(Task brief): Copy each line that contains the string "月球公转".

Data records
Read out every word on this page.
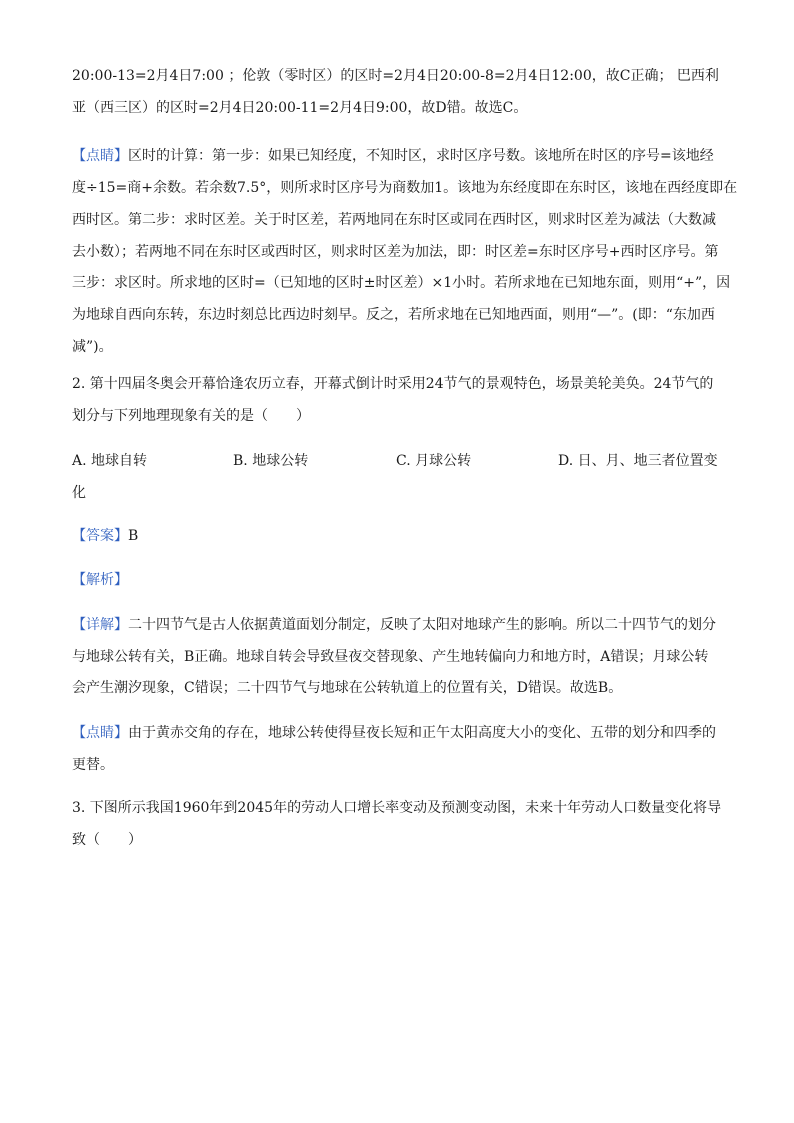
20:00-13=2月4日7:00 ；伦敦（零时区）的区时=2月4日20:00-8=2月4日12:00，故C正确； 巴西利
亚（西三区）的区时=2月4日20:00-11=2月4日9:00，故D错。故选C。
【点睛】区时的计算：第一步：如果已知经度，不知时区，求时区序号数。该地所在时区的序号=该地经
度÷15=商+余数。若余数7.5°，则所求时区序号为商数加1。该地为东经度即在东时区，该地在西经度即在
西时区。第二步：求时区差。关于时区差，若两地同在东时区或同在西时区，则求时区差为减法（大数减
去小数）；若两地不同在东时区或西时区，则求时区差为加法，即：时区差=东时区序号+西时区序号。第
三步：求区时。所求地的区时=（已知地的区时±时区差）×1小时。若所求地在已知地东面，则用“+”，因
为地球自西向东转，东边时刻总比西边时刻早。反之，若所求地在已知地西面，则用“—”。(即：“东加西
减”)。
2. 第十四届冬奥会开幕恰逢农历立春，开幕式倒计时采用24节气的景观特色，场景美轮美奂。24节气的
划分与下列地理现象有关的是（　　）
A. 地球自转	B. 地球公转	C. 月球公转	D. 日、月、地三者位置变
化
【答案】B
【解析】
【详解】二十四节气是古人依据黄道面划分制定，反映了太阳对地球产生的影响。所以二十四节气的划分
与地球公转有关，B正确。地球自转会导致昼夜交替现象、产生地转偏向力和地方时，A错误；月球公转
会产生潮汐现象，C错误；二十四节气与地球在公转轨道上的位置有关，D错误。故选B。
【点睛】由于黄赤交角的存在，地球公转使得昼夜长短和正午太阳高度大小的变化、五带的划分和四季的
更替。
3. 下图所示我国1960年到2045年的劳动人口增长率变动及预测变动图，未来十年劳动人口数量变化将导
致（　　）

(Solution for this problem):
A. 地球自转	B. 地球公转	C. 月球公转	D. 日、月、地三者位置变
与地球公转有关，B正确。地球自转会导致昼夜交替现象、产生地转偏向力和地方时，A错误；月球公转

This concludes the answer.